Directions »
Type the records out again in full, exactly.

Record excerpts »
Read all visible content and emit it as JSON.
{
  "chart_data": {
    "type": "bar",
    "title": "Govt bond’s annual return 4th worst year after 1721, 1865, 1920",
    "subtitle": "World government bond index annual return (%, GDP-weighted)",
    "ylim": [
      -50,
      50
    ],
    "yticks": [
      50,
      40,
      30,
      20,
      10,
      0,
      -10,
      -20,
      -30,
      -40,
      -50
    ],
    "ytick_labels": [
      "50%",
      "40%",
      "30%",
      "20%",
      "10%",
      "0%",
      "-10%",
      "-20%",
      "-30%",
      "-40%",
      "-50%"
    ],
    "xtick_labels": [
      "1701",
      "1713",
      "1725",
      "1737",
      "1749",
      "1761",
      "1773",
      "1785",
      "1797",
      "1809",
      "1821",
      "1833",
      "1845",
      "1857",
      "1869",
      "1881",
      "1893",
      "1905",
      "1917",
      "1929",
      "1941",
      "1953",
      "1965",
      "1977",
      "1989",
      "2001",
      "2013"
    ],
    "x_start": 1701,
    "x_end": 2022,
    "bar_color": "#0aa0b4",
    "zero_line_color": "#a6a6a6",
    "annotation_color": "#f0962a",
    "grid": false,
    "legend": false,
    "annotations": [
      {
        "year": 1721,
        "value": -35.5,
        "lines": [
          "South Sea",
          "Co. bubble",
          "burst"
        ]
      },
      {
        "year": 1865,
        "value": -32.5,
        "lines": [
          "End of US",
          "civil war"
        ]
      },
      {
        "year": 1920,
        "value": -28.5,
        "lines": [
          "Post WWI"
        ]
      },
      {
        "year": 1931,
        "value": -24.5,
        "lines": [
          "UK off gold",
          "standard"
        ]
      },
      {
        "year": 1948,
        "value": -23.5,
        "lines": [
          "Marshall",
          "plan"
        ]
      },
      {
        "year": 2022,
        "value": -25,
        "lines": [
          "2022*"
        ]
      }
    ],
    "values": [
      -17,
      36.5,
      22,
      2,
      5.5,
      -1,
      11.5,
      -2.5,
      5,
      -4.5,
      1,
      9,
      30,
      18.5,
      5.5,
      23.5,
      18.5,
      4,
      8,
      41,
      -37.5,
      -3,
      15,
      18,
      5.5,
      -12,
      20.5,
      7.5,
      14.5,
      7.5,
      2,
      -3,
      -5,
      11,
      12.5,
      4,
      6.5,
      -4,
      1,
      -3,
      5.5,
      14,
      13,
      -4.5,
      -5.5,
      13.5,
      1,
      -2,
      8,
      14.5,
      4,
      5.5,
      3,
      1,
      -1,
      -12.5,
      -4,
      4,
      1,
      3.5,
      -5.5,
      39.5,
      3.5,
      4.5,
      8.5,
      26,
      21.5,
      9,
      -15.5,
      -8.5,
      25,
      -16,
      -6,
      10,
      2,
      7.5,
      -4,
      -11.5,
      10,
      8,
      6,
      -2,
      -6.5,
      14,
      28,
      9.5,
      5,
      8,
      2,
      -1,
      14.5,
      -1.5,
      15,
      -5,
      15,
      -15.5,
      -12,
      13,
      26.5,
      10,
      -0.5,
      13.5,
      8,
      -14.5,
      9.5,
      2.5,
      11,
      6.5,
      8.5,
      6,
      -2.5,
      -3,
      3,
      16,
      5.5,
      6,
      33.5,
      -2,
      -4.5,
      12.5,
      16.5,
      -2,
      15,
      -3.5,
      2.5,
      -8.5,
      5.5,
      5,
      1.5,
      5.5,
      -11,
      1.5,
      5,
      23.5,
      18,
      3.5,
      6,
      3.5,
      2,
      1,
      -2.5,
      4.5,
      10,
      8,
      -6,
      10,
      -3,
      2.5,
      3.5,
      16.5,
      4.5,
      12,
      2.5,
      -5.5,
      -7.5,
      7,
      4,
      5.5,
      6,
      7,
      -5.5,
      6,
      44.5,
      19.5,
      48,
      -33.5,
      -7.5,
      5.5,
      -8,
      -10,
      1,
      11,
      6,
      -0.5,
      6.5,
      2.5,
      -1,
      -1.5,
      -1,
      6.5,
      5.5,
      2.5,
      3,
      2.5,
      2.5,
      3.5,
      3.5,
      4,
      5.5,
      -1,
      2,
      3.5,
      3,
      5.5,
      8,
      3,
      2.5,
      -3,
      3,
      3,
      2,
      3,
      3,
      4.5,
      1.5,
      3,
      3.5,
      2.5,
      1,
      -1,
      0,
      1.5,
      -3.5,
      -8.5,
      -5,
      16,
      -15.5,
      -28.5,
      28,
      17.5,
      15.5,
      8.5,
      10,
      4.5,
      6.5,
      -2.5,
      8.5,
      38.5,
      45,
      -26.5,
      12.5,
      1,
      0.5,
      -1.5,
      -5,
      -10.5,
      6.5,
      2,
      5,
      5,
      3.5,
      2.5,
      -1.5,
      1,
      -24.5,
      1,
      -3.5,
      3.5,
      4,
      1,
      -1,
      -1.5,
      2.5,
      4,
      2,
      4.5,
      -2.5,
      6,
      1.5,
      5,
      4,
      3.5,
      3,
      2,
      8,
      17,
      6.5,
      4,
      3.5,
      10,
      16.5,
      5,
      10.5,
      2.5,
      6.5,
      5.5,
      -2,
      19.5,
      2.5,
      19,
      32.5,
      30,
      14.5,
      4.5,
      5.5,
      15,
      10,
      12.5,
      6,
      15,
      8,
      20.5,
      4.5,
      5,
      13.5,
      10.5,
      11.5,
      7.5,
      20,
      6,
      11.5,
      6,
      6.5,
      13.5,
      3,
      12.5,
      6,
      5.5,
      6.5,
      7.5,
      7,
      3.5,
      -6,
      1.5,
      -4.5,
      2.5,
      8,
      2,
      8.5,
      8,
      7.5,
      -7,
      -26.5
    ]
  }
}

Task output »
Read all visible content and emit it as JSON.
{
  "chart_data": {
    "type": "bar",
    "title": "Govt bond’s annual return 4th worst year after 1721, 1865, 1920",
    "subtitle": "World government bond index annual return (%, GDP-weighted)",
    "ylim": [
      -50,
      50
    ],
    "yticks": [
      50,
      40,
      30,
      20,
      10,
      0,
      -10,
      -20,
      -30,
      -40,
      -50
    ],
    "ytick_labels": [
      "50%",
      "40%",
      "30%",
      "20%",
      "10%",
      "0%",
      "-10%",
      "-20%",
      "-30%",
      "-40%",
      "-50%"
    ],
    "xtick_labels": [
      "1701",
      "1713",
      "1725",
      "1737",
      "1749",
      "1761",
      "1773",
      "1785",
      "1797",
      "1809",
      "1821",
      "1833",
      "1845",
      "1857",
      "1869",
      "1881",
      "1893",
      "1905",
      "1917",
      "1929",
      "1941",
      "1953",
      "1965",
      "1977",
      "1989",
      "2001",
      "2013"
    ],
    "x_start": 1701,
    "x_end": 2022,
    "bar_color": "#0aa0b4",
    "zero_line_color": "#a6a6a6",
    "annotation_color": "#f0962a",
    "grid": false,
    "legend": false,
    "annotations": [
      {
        "year": 1721,
        "value": -35.5,
        "lines": [
          "South Sea",
          "Co. bubble",
          "burst"
        ]
      },
      {
        "year": 1865,
        "value": -32.5,
        "lines": [
          "End of US",
          "civil war"
        ]
      },
      {
        "year": 1920,
        "value": -28.5,
        "lines": [
          "Post WWI"
        ]
      },
      {
        "year": 1931,
        "value": -24.5,
        "lines": [
          "UK off gold",
          "standard"
        ]
      },
      {
        "year": 1948,
        "value": -23.5,
        "lines": [
          "Marshall",
          "plan"
        ]
      },
      {
        "year": 2022,
        "value": -25,
        "lines": [
          "2022*"
        ]
      }
    ],
    "values": [
      -17,
      36.5,
      22,
      2,
      5.5,
      -1,
      11.5,
      -2.5,
      5,
      -4.5,
      1,
      9,
      30,
      18.5,
      5.5,
      23.5,
      18.5,
      4,
      8,
      41,
      -37.5,
      -3,
      15,
      18,
      5.5,
      -12,
      20.5,
      7.5,
      14.5,
      7.5,
      2,
      -3,
      -5,
      11,
      12.5,
      4,
      6.5,
      -4,
      1,
      -3,
      5.5,
      14,
      13,
      -4.5,
      -5.5,
      13.5,
      1,
      -2,
      8,
      14.5,
      4,
      5.5,
      3,
      1,
      -1,
      -12.5,
      -4,
      4,
      1,
      3.5,
      -5.5,
      39.5,
      3.5,
      4.5,
      8.5,
      26,
      21.5,
      9,
      -15.5,
      -8.5,
      25,
      -16,
      -6,
      10,
      2,
      7.5,
      -4,
      -11.5,
      10,
      8,
      6,
      -2,
      -6.5,
      14,
      28,
      9.5,
      5,
      8,
      2,
      -1,
      14.5,
      -1.5,
      15,
      -5,
      15,
      -15.5,
      -12,
      13,
      26.5,
      10,
      -0.5,
      13.5,
      8,
      -14.5,
      9.5,
      2.5,
      11,
      6.5,
      8.5,
      6,
      -2.5,
      -3,
      3,
      16,
      5.5,
      6,
      33.5,
      -2,
      -4.5,
      12.5,
      16.5,
      -2,
      15,
      -3.5,
      2.5,
      -8.5,
      5.5,
      5,
      1.5,
      5.5,
      -11,
      1.5,
      5,
      23.5,
      18,
      3.5,
      6,
      3.5,
      2,
      1,
      -2.5,
      4.5,
      10,
      8,
      -6,
      10,
      -3,
      2.5,
      3.5,
      16.5,
      4.5,
      12,
      2.5,
      -5.5,
      -7.5,
      7,
      4,
      5.5,
      6,
      7,
      -5.5,
      6,
      44.5,
      19.5,
      48,
      -33.5,
      -7.5,
      5.5,
      -8,
      -10,
      1,
      11,
      6,
      -0.5,
      6.5,
      2.5,
      -1,
      -1.5,
      -1,
      6.5,
      5.5,
      2.5,
      3,
      2.5,
      2.5,
      3.5,
      3.5,
      4,
      5.5,
      -1,
      2,
      3.5,
      3,
      5.5,
      8,
      3,
      2.5,
      -3,
      3,
      3,
      2,
      3,
      3,
      4.5,
      1.5,
      3,
      3.5,
      2.5,
      1,
      -1,
      0,
      1.5,
      -3.5,
      -8.5,
      -5,
      16,
      -15.5,
      -28.5,
      28,
      17.5,
      15.5,
      8.5,
      10,
      4.5,
      6.5,
      -2.5,
      8.5,
      38.5,
      45,
      -26.5,
      12.5,
      1,
      0.5,
      -1.5,
      -5,
      -10.5,
      6.5,
      2,
      5,
      5,
      3.5,
      2.5,
      -1.5,
      1,
      -24.5,
      1,
      -3.5,
      3.5,
      4,
      1,
      -1,
      -1.5,
      2.5,
      4,
      2,
      4.5,
      -2.5,
      6,
      1.5,
      5,
      4,
      3.5,
      3,
      2,
      8,
      17,
      6.5,
      4,
      3.5,
      10,
      16.5,
      5,
      10.5,
      2.5,
      6.5,
      5.5,
      -2,
      19.5,
      2.5,
      19,
      32.5,
      30,
      14.5,
      4.5,
      5.5,
      15,
      10,
      12.5,
      6,
      15,
      8,
      20.5,
      4.5,
      5,
      13.5,
      10.5,
      11.5,
      7.5,
      20,
      6,
      11.5,
      6,
      6.5,
      13.5,
      3,
      12.5,
      6,
      5.5,
      6.5,
      7.5,
      7,
      3.5,
      -6,
      1.5,
      -4.5,
      2.5,
      8,
      2,
      8.5,
      8,
      7.5,
      -7,
      -26.5
    ]
  }
}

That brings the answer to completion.